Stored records
•••••

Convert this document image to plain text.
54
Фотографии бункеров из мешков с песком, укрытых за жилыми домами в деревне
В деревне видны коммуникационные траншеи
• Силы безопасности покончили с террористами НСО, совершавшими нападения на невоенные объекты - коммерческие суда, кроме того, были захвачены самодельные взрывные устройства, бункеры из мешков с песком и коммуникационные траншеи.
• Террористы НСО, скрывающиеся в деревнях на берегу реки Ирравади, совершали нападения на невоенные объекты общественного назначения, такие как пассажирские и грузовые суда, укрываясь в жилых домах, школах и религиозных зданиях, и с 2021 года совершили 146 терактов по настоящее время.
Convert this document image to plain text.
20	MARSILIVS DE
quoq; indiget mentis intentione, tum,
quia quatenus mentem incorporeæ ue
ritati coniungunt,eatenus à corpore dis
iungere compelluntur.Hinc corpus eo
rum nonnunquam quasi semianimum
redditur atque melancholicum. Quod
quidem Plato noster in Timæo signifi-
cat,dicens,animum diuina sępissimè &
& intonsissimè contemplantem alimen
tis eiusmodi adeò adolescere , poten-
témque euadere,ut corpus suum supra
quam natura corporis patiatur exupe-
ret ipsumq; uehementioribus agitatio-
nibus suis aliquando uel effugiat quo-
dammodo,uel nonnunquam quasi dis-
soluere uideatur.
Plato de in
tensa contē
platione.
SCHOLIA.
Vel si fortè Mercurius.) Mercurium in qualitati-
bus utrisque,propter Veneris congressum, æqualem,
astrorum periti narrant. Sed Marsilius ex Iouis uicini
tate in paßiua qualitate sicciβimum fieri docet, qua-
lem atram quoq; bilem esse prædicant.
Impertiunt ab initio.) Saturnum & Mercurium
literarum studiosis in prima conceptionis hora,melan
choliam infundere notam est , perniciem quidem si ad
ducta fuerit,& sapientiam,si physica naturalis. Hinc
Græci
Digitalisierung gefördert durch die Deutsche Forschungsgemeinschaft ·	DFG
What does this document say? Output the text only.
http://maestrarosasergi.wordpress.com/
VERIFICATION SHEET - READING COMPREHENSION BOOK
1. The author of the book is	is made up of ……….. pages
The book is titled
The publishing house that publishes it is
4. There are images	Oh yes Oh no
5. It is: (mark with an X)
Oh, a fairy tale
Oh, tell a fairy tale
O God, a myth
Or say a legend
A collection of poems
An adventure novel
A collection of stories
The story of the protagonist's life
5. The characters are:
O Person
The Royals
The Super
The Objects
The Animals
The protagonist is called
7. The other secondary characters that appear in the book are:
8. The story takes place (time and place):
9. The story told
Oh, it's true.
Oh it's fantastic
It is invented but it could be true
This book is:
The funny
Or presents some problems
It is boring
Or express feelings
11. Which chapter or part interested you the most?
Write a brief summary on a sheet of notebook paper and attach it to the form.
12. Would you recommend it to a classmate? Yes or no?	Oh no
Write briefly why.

•••••

Filter the listing above by the word "quasi"; copy each line that passes.

rum nonnunquam quasi semianimum
dammodo,uel nonnunquam quasi dis-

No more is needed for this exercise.